- **What you need to do**:
Extract the text of all the entries below verbatim, and leave the pictures out of your answer.

================================

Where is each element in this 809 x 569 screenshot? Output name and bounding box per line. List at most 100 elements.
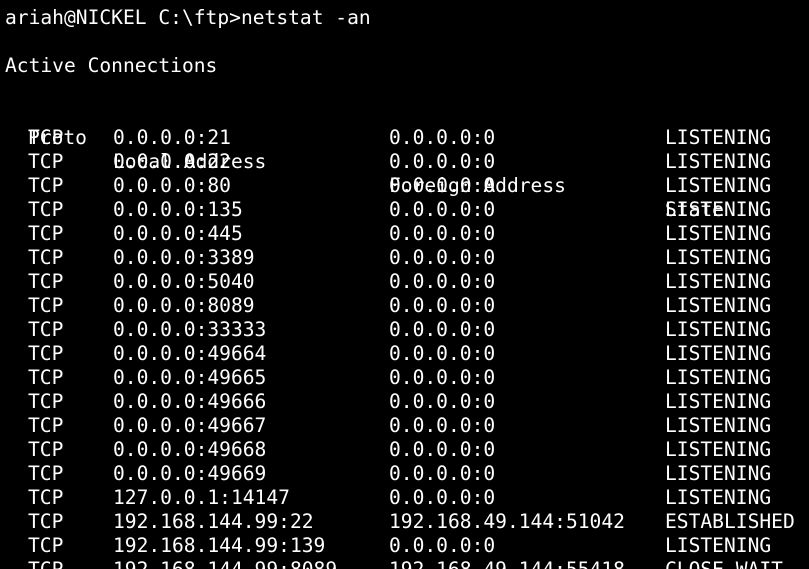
cell-foreign-address: 0.0.0.0:0 — [389, 294, 496, 317]
cell-proto: TCP — [28, 462, 64, 485]
terminal-window[interactable]: ariah@NICKEL C:\ftp>netstat -an Active C… — [0, 0, 809, 569]
command-line: ariah@NICKEL C:\ftp>netstat -an — [5, 6, 371, 30]
cell-state: LISTENING — [665, 342, 772, 365]
cell-proto: TCP — [28, 126, 64, 149]
cell-local-address: 0.0.0.0:8089 — [113, 294, 255, 317]
cell-local-address: 192.168.144.99:22 — [113, 510, 314, 533]
cell-local-address: 0.0.0.0:49665 — [113, 366, 267, 389]
cell-state: ESTABLISHED — [665, 510, 795, 533]
cell-state: LISTENING — [665, 366, 772, 389]
cell-foreign-address: 0.0.0.0:0 — [389, 270, 496, 293]
table-row: TCP 0.0.0.0:49669 0.0.0.0:0 LISTENING — [0, 462, 809, 486]
cell-local-address: 0.0.0.0:22 — [113, 150, 231, 173]
cell-state: LISTENING — [665, 294, 772, 317]
table-row: TCP 0.0.0.0:49666 0.0.0.0:0 LISTENING — [0, 390, 809, 414]
cell-proto: TCP — [28, 246, 64, 269]
cell-local-address: 0.0.0.0:49664 — [113, 342, 267, 365]
cell-state: LISTENING — [665, 414, 772, 437]
cell-proto: TCP — [28, 438, 64, 461]
cell-foreign-address: 0.0.0.0:0 — [389, 318, 496, 341]
cell-proto: TCP — [28, 294, 64, 317]
cell-proto: TCP — [28, 150, 64, 173]
table-row: TCP 0.0.0.0:80 0.0.0.0:0 LISTENING — [0, 174, 809, 198]
cell-local-address: 0.0.0.0:33333 — [113, 318, 267, 341]
cell-state: LISTENING — [665, 198, 772, 221]
cell-local-address: 0.0.0.0:3389 — [113, 246, 255, 269]
cell-proto: TCP — [28, 174, 64, 197]
table-row: TCP 127.0.0.1:14147 0.0.0.0:0 LISTENING — [0, 486, 809, 510]
table-row: TCP 192.168.144.99:139 0.0.0.0:0 LISTENING — [0, 534, 809, 558]
cell-local-address: 192.168.144.99:8089 — [113, 558, 337, 569]
table-row: TCP 192.168.144.99:22 192.168.49.144:51042… — [0, 510, 809, 534]
table-row: TCP 0.0.0.0:49664 0.0.0.0:0 LISTENING — [0, 342, 809, 366]
cell-state: LISTENING — [665, 270, 772, 293]
cell-local-address: 192.168.144.99:139 — [113, 534, 326, 557]
cell-foreign-address: 0.0.0.0:0 — [389, 486, 496, 509]
table-row: TCP 0.0.0.0:21 0.0.0.0:0 LISTENING — [0, 126, 809, 150]
cell-local-address: 0.0.0.0:49667 — [113, 414, 267, 437]
cell-state: LISTENING — [665, 126, 772, 149]
cell-foreign-address: 0.0.0.0:0 — [389, 246, 496, 269]
cell-state: CLOSE_WAIT — [665, 558, 783, 569]
cell-proto: TCP — [28, 222, 64, 245]
cell-foreign-address: 0.0.0.0:0 — [389, 126, 496, 149]
cell-state: LISTENING — [665, 174, 772, 197]
table-row: TCP 0.0.0.0:22 0.0.0.0:0 LISTENING — [0, 150, 809, 174]
cell-local-address: 0.0.0.0:49669 — [113, 462, 267, 485]
section-title: Active Connections — [5, 54, 218, 77]
table-row: TCP 0.0.0.0:445 0.0.0.0:0 LISTENING — [0, 222, 809, 246]
cell-state: LISTENING — [665, 318, 772, 341]
table-row: TCP 192.168.144.99:8089 192.168.49.144:554… — [0, 558, 809, 569]
cell-state: LISTENING — [665, 438, 772, 461]
cell-foreign-address: 0.0.0.0:0 — [389, 462, 496, 485]
cell-foreign-address: 192.168.49.144:51042 — [389, 510, 625, 533]
cell-proto: TCP — [28, 486, 64, 509]
cell-proto: TCP — [28, 534, 64, 557]
cell-state: LISTENING — [665, 390, 772, 413]
cell-foreign-address: 0.0.0.0:0 — [389, 342, 496, 365]
cell-foreign-address: 0.0.0.0:0 — [389, 174, 496, 197]
cell-local-address: 127.0.0.1:14147 — [113, 486, 290, 509]
cell-local-address: 0.0.0.0:49668 — [113, 438, 267, 461]
cell-local-address: 0.0.0.0:445 — [113, 222, 243, 245]
cell-proto: TCP — [28, 366, 64, 389]
cell-state: LISTENING — [665, 534, 772, 557]
cell-foreign-address: 0.0.0.0:0 — [389, 390, 496, 413]
cell-foreign-address: 0.0.0.0:0 — [389, 150, 496, 173]
cell-foreign-address: 0.0.0.0:0 — [389, 366, 496, 389]
prompt: ariah@NICKEL C:\ftp> — [5, 6, 241, 29]
cell-state: LISTENING — [665, 462, 772, 485]
cell-proto: TCP — [28, 198, 64, 221]
cell-foreign-address: 0.0.0.0:0 — [389, 438, 496, 461]
cell-foreign-address: 0.0.0.0:0 — [389, 414, 496, 437]
cell-local-address: 0.0.0.0:80 — [113, 174, 231, 197]
cell-foreign-address: 0.0.0.0:0 — [389, 222, 496, 245]
cell-state: LISTENING — [665, 246, 772, 269]
cell-foreign-address: 0.0.0.0:0 — [389, 534, 496, 557]
table-row: TCP 0.0.0.0:3389 0.0.0.0:0 LISTENING — [0, 246, 809, 270]
cell-local-address: 0.0.0.0:135 — [113, 198, 243, 221]
cell-local-address: 0.0.0.0:5040 — [113, 270, 255, 293]
table-header: Proto Local Address Foreign Address Stat… — [0, 102, 809, 221]
cell-proto: TCP — [28, 342, 64, 365]
table-row: TCP 0.0.0.0:49665 0.0.0.0:0 LISTENING — [0, 366, 809, 390]
cell-proto: TCP — [28, 270, 64, 293]
cell-state: LISTENING — [665, 486, 772, 509]
table-row: TCP 0.0.0.0:33333 0.0.0.0:0 LISTENING — [0, 318, 809, 342]
table-row: TCP 0.0.0.0:5040 0.0.0.0:0 LISTENING — [0, 270, 809, 294]
cell-proto: TCP — [28, 558, 63, 569]
cell-foreign-address: 192.168.49.144:55418 — [389, 558, 625, 569]
cell-foreign-address: 0.0.0.0:0 — [389, 198, 496, 221]
table-row: TCP 0.0.0.0:8089 0.0.0.0:0 LISTENING — [0, 294, 809, 318]
table-row: TCP 0.0.0.0:49667 0.0.0.0:0 LISTENING — [0, 414, 809, 438]
cell-proto: TCP — [28, 414, 64, 437]
cell-state: LISTENING — [665, 150, 772, 173]
table-row: TCP 0.0.0.0:49668 0.0.0.0:0 LISTENING — [0, 438, 809, 462]
table-row: TCP 0.0.0.0:135 0.0.0.0:0 LISTENING — [0, 198, 809, 222]
cell-state: LISTENING — [665, 222, 772, 245]
cell-proto: TCP — [28, 318, 64, 341]
command-text: netstat -an — [240, 6, 371, 29]
cell-proto: TCP — [28, 510, 64, 533]
cell-local-address: 0.0.0.0:21 — [113, 126, 231, 149]
cell-local-address: 0.0.0.0:49666 — [113, 390, 267, 413]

================================

- **Exercise output**:
Where is each element in this 809 x 569 screenshot? Output name and bounding box per line. List at most 100 elements.
cell-foreign-address: 0.0.0.0:0 — [389, 294, 496, 317]
cell-proto: TCP — [28, 462, 64, 485]
terminal-window[interactable]: ariah@NICKEL C:\ftp>netstat -an Active C… — [0, 0, 809, 569]
command-line: ariah@NICKEL C:\ftp>netstat -an — [5, 6, 371, 30]
cell-state: LISTENING — [665, 342, 772, 365]
cell-proto: TCP — [28, 126, 64, 149]
cell-local-address: 0.0.0.0:8089 — [113, 294, 255, 317]
cell-local-address: 192.168.144.99:22 — [113, 510, 314, 533]
cell-local-address: 0.0.0.0:49665 — [113, 366, 267, 389]
cell-state: ESTABLISHED — [665, 510, 795, 533]
cell-state: LISTENING — [665, 366, 772, 389]
cell-foreign-address: 0.0.0.0:0 — [389, 270, 496, 293]
table-row: TCP 0.0.0.0:49669 0.0.0.0:0 LISTENING — [0, 462, 809, 486]
cell-local-address: 0.0.0.0:22 — [113, 150, 231, 173]
cell-state: LISTENING — [665, 294, 772, 317]
table-row: TCP 0.0.0.0:49666 0.0.0.0:0 LISTENING — [0, 390, 809, 414]
cell-proto: TCP — [28, 246, 64, 269]
cell-local-address: 0.0.0.0:49664 — [113, 342, 267, 365]
cell-state: LISTENING — [665, 414, 772, 437]
cell-proto: TCP — [28, 438, 64, 461]
cell-foreign-address: 0.0.0.0:0 — [389, 318, 496, 341]
cell-proto: TCP — [28, 294, 64, 317]
cell-proto: TCP — [28, 150, 64, 173]
table-row: TCP 0.0.0.0:80 0.0.0.0:0 LISTENING — [0, 174, 809, 198]
cell-local-address: 0.0.0.0:33333 — [113, 318, 267, 341]
cell-state: LISTENING — [665, 198, 772, 221]
cell-local-address: 0.0.0.0:3389 — [113, 246, 255, 269]
cell-proto: TCP — [28, 174, 64, 197]
table-row: TCP 127.0.0.1:14147 0.0.0.0:0 LISTENING — [0, 486, 809, 510]
table-row: TCP 192.168.144.99:139 0.0.0.0:0 LISTENING — [0, 534, 809, 558]
cell-local-address: 192.168.144.99:8089 — [113, 558, 337, 569]
table-row: TCP 192.168.144.99:22 192.168.49.144:51042… — [0, 510, 809, 534]
table-row: TCP 0.0.0.0:49664 0.0.0.0:0 LISTENING — [0, 342, 809, 366]
cell-state: LISTENING — [665, 270, 772, 293]
cell-local-address: 192.168.144.99:139 — [113, 534, 326, 557]
cell-foreign-address: 0.0.0.0:0 — [389, 486, 496, 509]
table-row: TCP 0.0.0.0:21 0.0.0.0:0 LISTENING — [0, 126, 809, 150]
cell-local-address: 0.0.0.0:49667 — [113, 414, 267, 437]
cell-state: LISTENING — [665, 126, 772, 149]
cell-foreign-address: 0.0.0.0:0 — [389, 246, 496, 269]
cell-state: CLOSE_WAIT — [665, 558, 783, 569]
cell-proto: TCP — [28, 222, 64, 245]
cell-foreign-address: 0.0.0.0:0 — [389, 126, 496, 149]
cell-state: LISTENING — [665, 174, 772, 197]
table-row: TCP 0.0.0.0:22 0.0.0.0:0 LISTENING — [0, 150, 809, 174]
cell-local-address: 0.0.0.0:49669 — [113, 462, 267, 485]
section-title: Active Connections — [5, 54, 218, 77]
table-row: TCP 0.0.0.0:445 0.0.0.0:0 LISTENING — [0, 222, 809, 246]
cell-state: LISTENING — [665, 318, 772, 341]
table-row: TCP 192.168.144.99:8089 192.168.49.144:554… — [0, 558, 809, 569]
cell-state: LISTENING — [665, 438, 772, 461]
cell-foreign-address: 0.0.0.0:0 — [389, 462, 496, 485]
cell-foreign-address: 192.168.49.144:51042 — [389, 510, 625, 533]
cell-proto: TCP — [28, 486, 64, 509]
cell-proto: TCP — [28, 534, 64, 557]
cell-state: LISTENING — [665, 390, 772, 413]
cell-foreign-address: 0.0.0.0:0 — [389, 342, 496, 365]
cell-foreign-address: 0.0.0.0:0 — [389, 174, 496, 197]
cell-local-address: 127.0.0.1:14147 — [113, 486, 290, 509]
cell-local-address: 0.0.0.0:49668 — [113, 438, 267, 461]
cell-local-address: 0.0.0.0:445 — [113, 222, 243, 245]
cell-proto: TCP — [28, 366, 64, 389]
cell-state: LISTENING — [665, 534, 772, 557]
cell-foreign-address: 0.0.0.0:0 — [389, 390, 496, 413]
cell-foreign-address: 0.0.0.0:0 — [389, 150, 496, 173]
cell-foreign-address: 0.0.0.0:0 — [389, 366, 496, 389]
prompt: ariah@NICKEL C:\ftp> — [5, 6, 241, 29]
cell-state: LISTENING — [665, 462, 772, 485]
cell-proto: TCP — [28, 198, 64, 221]
cell-foreign-address: 0.0.0.0:0 — [389, 438, 496, 461]
cell-foreign-address: 0.0.0.0:0 — [389, 414, 496, 437]
cell-local-address: 0.0.0.0:80 — [113, 174, 231, 197]
cell-foreign-address: 0.0.0.0:0 — [389, 222, 496, 245]
cell-state: LISTENING — [665, 246, 772, 269]
cell-foreign-address: 0.0.0.0:0 — [389, 534, 496, 557]
table-row: TCP 0.0.0.0:3389 0.0.0.0:0 LISTENING — [0, 246, 809, 270]
cell-local-address: 0.0.0.0:135 — [113, 198, 243, 221]
cell-local-address: 0.0.0.0:5040 — [113, 270, 255, 293]
table-header: Proto Local Address Foreign Address Stat… — [0, 102, 809, 221]
cell-proto: TCP — [28, 342, 64, 365]
table-row: TCP 0.0.0.0:49665 0.0.0.0:0 LISTENING — [0, 366, 809, 390]
cell-proto: TCP — [28, 270, 64, 293]
cell-state: LISTENING — [665, 486, 772, 509]
table-row: TCP 0.0.0.0:33333 0.0.0.0:0 LISTENING — [0, 318, 809, 342]
table-row: TCP 0.0.0.0:5040 0.0.0.0:0 LISTENING — [0, 270, 809, 294]
cell-proto: TCP — [28, 558, 63, 569]
cell-foreign-address: 192.168.49.144:55418 — [389, 558, 625, 569]
cell-foreign-address: 0.0.0.0:0 — [389, 198, 496, 221]
table-row: TCP 0.0.0.0:8089 0.0.0.0:0 LISTENING — [0, 294, 809, 318]
table-row: TCP 0.0.0.0:49667 0.0.0.0:0 LISTENING — [0, 414, 809, 438]
cell-proto: TCP — [28, 414, 64, 437]
cell-state: LISTENING — [665, 150, 772, 173]
table-row: TCP 0.0.0.0:49668 0.0.0.0:0 LISTENING — [0, 438, 809, 462]
table-row: TCP 0.0.0.0:135 0.0.0.0:0 LISTENING — [0, 198, 809, 222]
cell-state: LISTENING — [665, 222, 772, 245]
cell-proto: TCP — [28, 318, 64, 341]
command-text: netstat -an — [240, 6, 371, 29]
cell-proto: TCP — [28, 510, 64, 533]
cell-local-address: 0.0.0.0:21 — [113, 126, 231, 149]
cell-local-address: 0.0.0.0:49666 — [113, 390, 267, 413]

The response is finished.